● **Goal**
Below is a listing to transcribe in full and exactly; keep the pictures out.

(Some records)

────────────────────────────────────────

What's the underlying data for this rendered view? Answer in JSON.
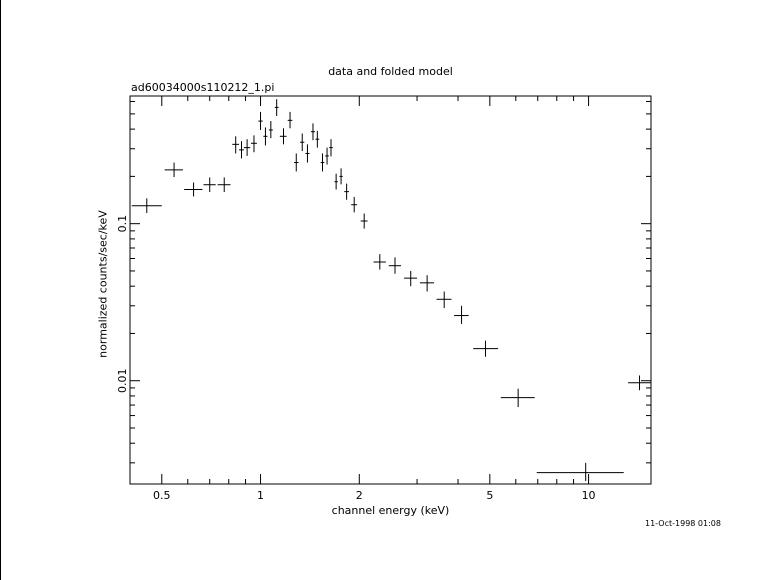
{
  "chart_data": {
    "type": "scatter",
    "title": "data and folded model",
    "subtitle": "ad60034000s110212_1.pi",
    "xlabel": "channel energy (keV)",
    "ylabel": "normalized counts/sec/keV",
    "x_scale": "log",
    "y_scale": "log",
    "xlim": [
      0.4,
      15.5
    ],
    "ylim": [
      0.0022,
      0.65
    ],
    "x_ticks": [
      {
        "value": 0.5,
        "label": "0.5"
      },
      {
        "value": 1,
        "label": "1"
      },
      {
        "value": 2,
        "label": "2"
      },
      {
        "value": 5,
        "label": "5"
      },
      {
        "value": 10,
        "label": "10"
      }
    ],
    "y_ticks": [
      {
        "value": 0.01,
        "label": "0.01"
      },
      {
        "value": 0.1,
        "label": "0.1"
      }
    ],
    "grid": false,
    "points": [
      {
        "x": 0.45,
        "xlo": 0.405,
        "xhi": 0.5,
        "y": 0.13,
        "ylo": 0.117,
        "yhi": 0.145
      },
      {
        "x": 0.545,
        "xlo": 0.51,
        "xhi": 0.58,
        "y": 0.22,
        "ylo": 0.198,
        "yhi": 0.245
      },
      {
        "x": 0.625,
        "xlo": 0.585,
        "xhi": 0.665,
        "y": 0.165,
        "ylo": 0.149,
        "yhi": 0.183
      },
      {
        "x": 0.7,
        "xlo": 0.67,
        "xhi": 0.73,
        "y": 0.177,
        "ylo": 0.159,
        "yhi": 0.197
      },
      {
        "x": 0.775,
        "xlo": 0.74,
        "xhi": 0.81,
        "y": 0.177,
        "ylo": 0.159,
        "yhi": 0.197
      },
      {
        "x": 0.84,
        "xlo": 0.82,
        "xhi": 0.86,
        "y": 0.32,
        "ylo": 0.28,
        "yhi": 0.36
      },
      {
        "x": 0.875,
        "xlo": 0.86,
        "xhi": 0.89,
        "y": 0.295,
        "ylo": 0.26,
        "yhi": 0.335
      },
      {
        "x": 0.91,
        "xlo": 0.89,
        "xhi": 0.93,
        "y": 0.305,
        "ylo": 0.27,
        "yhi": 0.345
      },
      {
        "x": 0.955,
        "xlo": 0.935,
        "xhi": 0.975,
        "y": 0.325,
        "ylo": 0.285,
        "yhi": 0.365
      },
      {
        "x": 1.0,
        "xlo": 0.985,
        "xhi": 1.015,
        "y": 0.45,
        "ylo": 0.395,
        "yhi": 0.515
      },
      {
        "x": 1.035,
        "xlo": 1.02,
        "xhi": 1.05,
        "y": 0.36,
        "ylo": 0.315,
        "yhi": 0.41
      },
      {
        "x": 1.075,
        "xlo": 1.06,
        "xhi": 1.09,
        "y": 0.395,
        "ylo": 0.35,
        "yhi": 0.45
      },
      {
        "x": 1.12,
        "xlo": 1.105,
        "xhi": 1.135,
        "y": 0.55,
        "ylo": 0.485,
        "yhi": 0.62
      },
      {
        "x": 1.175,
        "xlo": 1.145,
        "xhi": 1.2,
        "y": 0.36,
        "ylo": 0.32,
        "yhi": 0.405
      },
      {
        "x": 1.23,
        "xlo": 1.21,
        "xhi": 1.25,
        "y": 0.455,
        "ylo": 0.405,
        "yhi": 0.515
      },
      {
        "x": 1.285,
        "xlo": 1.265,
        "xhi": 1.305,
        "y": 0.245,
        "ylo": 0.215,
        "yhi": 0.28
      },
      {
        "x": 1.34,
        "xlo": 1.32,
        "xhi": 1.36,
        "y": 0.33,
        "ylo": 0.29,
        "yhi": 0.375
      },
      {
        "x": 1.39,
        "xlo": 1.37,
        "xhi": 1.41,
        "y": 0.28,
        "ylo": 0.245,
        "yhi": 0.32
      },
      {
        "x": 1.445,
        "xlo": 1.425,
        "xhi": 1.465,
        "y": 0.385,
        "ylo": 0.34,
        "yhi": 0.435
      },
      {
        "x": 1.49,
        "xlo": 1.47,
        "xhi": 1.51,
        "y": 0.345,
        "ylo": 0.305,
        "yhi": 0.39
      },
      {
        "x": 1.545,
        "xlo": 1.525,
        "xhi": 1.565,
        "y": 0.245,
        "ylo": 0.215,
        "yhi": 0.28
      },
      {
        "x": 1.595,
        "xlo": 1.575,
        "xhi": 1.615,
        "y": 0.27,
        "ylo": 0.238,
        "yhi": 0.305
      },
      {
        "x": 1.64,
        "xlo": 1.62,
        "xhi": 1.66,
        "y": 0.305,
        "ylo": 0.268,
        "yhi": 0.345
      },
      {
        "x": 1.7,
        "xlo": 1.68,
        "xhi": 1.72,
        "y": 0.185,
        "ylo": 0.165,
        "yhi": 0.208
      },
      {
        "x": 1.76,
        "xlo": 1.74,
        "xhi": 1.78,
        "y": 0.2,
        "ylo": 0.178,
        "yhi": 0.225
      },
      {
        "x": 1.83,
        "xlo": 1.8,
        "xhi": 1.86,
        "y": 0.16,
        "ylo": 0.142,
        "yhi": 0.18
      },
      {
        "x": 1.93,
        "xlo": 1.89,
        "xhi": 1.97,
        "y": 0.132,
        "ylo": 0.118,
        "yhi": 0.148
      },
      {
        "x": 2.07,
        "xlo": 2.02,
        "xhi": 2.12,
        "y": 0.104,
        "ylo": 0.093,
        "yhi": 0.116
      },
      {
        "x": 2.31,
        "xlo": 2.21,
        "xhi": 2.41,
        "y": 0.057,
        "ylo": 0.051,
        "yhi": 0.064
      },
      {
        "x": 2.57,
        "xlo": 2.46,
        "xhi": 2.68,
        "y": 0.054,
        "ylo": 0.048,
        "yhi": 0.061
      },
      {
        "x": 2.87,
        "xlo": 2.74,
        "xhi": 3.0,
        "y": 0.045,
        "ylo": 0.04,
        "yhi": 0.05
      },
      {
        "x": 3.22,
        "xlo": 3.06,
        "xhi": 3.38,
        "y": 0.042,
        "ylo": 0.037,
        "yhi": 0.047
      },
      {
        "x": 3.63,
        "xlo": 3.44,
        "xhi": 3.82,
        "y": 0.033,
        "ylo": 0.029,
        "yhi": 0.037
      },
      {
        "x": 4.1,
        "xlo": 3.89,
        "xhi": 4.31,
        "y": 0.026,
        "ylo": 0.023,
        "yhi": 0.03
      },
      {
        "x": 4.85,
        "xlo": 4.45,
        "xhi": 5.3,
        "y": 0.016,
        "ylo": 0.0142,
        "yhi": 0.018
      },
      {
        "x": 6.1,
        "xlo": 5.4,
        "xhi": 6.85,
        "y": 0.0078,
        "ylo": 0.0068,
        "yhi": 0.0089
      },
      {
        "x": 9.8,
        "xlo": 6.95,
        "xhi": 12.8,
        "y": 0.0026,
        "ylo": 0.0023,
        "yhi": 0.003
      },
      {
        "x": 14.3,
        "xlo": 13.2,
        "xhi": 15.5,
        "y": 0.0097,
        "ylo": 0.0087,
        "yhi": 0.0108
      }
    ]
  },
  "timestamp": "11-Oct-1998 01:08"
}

────────────────────────────────────────

● **The output**
What's the underlying data for this rendered view? Answer in JSON.
{
  "chart_data": {
    "type": "scatter",
    "title": "data and folded model",
    "subtitle": "ad60034000s110212_1.pi",
    "xlabel": "channel energy (keV)",
    "ylabel": "normalized counts/sec/keV",
    "x_scale": "log",
    "y_scale": "log",
    "xlim": [
      0.4,
      15.5
    ],
    "ylim": [
      0.0022,
      0.65
    ],
    "x_ticks": [
      {
        "value": 0.5,
        "label": "0.5"
      },
      {
        "value": 1,
        "label": "1"
      },
      {
        "value": 2,
        "label": "2"
      },
      {
        "value": 5,
        "label": "5"
      },
      {
        "value": 10,
        "label": "10"
      }
    ],
    "y_ticks": [
      {
        "value": 0.01,
        "label": "0.01"
      },
      {
        "value": 0.1,
        "label": "0.1"
      }
    ],
    "grid": false,
    "points": [
      {
        "x": 0.45,
        "xlo": 0.405,
        "xhi": 0.5,
        "y": 0.13,
        "ylo": 0.117,
        "yhi": 0.145
      },
      {
        "x": 0.545,
        "xlo": 0.51,
        "xhi": 0.58,
        "y": 0.22,
        "ylo": 0.198,
        "yhi": 0.245
      },
      {
        "x": 0.625,
        "xlo": 0.585,
        "xhi": 0.665,
        "y": 0.165,
        "ylo": 0.149,
        "yhi": 0.183
      },
      {
        "x": 0.7,
        "xlo": 0.67,
        "xhi": 0.73,
        "y": 0.177,
        "ylo": 0.159,
        "yhi": 0.197
      },
      {
        "x": 0.775,
        "xlo": 0.74,
        "xhi": 0.81,
        "y": 0.177,
        "ylo": 0.159,
        "yhi": 0.197
      },
      {
        "x": 0.84,
        "xlo": 0.82,
        "xhi": 0.86,
        "y": 0.32,
        "ylo": 0.28,
        "yhi": 0.36
      },
      {
        "x": 0.875,
        "xlo": 0.86,
        "xhi": 0.89,
        "y": 0.295,
        "ylo": 0.26,
        "yhi": 0.335
      },
      {
        "x": 0.91,
        "xlo": 0.89,
        "xhi": 0.93,
        "y": 0.305,
        "ylo": 0.27,
        "yhi": 0.345
      },
      {
        "x": 0.955,
        "xlo": 0.935,
        "xhi": 0.975,
        "y": 0.325,
        "ylo": 0.285,
        "yhi": 0.365
      },
      {
        "x": 1.0,
        "xlo": 0.985,
        "xhi": 1.015,
        "y": 0.45,
        "ylo": 0.395,
        "yhi": 0.515
      },
      {
        "x": 1.035,
        "xlo": 1.02,
        "xhi": 1.05,
        "y": 0.36,
        "ylo": 0.315,
        "yhi": 0.41
      },
      {
        "x": 1.075,
        "xlo": 1.06,
        "xhi": 1.09,
        "y": 0.395,
        "ylo": 0.35,
        "yhi": 0.45
      },
      {
        "x": 1.12,
        "xlo": 1.105,
        "xhi": 1.135,
        "y": 0.55,
        "ylo": 0.485,
        "yhi": 0.62
      },
      {
        "x": 1.175,
        "xlo": 1.145,
        "xhi": 1.2,
        "y": 0.36,
        "ylo": 0.32,
        "yhi": 0.405
      },
      {
        "x": 1.23,
        "xlo": 1.21,
        "xhi": 1.25,
        "y": 0.455,
        "ylo": 0.405,
        "yhi": 0.515
      },
      {
        "x": 1.285,
        "xlo": 1.265,
        "xhi": 1.305,
        "y": 0.245,
        "ylo": 0.215,
        "yhi": 0.28
      },
      {
        "x": 1.34,
        "xlo": 1.32,
        "xhi": 1.36,
        "y": 0.33,
        "ylo": 0.29,
        "yhi": 0.375
      },
      {
        "x": 1.39,
        "xlo": 1.37,
        "xhi": 1.41,
        "y": 0.28,
        "ylo": 0.245,
        "yhi": 0.32
      },
      {
        "x": 1.445,
        "xlo": 1.425,
        "xhi": 1.465,
        "y": 0.385,
        "ylo": 0.34,
        "yhi": 0.435
      },
      {
        "x": 1.49,
        "xlo": 1.47,
        "xhi": 1.51,
        "y": 0.345,
        "ylo": 0.305,
        "yhi": 0.39
      },
      {
        "x": 1.545,
        "xlo": 1.525,
        "xhi": 1.565,
        "y": 0.245,
        "ylo": 0.215,
        "yhi": 0.28
      },
      {
        "x": 1.595,
        "xlo": 1.575,
        "xhi": 1.615,
        "y": 0.27,
        "ylo": 0.238,
        "yhi": 0.305
      },
      {
        "x": 1.64,
        "xlo": 1.62,
        "xhi": 1.66,
        "y": 0.305,
        "ylo": 0.268,
        "yhi": 0.345
      },
      {
        "x": 1.7,
        "xlo": 1.68,
        "xhi": 1.72,
        "y": 0.185,
        "ylo": 0.165,
        "yhi": 0.208
      },
      {
        "x": 1.76,
        "xlo": 1.74,
        "xhi": 1.78,
        "y": 0.2,
        "ylo": 0.178,
        "yhi": 0.225
      },
      {
        "x": 1.83,
        "xlo": 1.8,
        "xhi": 1.86,
        "y": 0.16,
        "ylo": 0.142,
        "yhi": 0.18
      },
      {
        "x": 1.93,
        "xlo": 1.89,
        "xhi": 1.97,
        "y": 0.132,
        "ylo": 0.118,
        "yhi": 0.148
      },
      {
        "x": 2.07,
        "xlo": 2.02,
        "xhi": 2.12,
        "y": 0.104,
        "ylo": 0.093,
        "yhi": 0.116
      },
      {
        "x": 2.31,
        "xlo": 2.21,
        "xhi": 2.41,
        "y": 0.057,
        "ylo": 0.051,
        "yhi": 0.064
      },
      {
        "x": 2.57,
        "xlo": 2.46,
        "xhi": 2.68,
        "y": 0.054,
        "ylo": 0.048,
        "yhi": 0.061
      },
      {
        "x": 2.87,
        "xlo": 2.74,
        "xhi": 3.0,
        "y": 0.045,
        "ylo": 0.04,
        "yhi": 0.05
      },
      {
        "x": 3.22,
        "xlo": 3.06,
        "xhi": 3.38,
        "y": 0.042,
        "ylo": 0.037,
        "yhi": 0.047
      },
      {
        "x": 3.63,
        "xlo": 3.44,
        "xhi": 3.82,
        "y": 0.033,
        "ylo": 0.029,
        "yhi": 0.037
      },
      {
        "x": 4.1,
        "xlo": 3.89,
        "xhi": 4.31,
        "y": 0.026,
        "ylo": 0.023,
        "yhi": 0.03
      },
      {
        "x": 4.85,
        "xlo": 4.45,
        "xhi": 5.3,
        "y": 0.016,
        "ylo": 0.0142,
        "yhi": 0.018
      },
      {
        "x": 6.1,
        "xlo": 5.4,
        "xhi": 6.85,
        "y": 0.0078,
        "ylo": 0.0068,
        "yhi": 0.0089
      },
      {
        "x": 9.8,
        "xlo": 6.95,
        "xhi": 12.8,
        "y": 0.0026,
        "ylo": 0.0023,
        "yhi": 0.003
      },
      {
        "x": 14.3,
        "xlo": 13.2,
        "xhi": 15.5,
        "y": 0.0097,
        "ylo": 0.0087,
        "yhi": 0.0108
      }
    ]
  },
  "timestamp": "11-Oct-1998 01:08"
}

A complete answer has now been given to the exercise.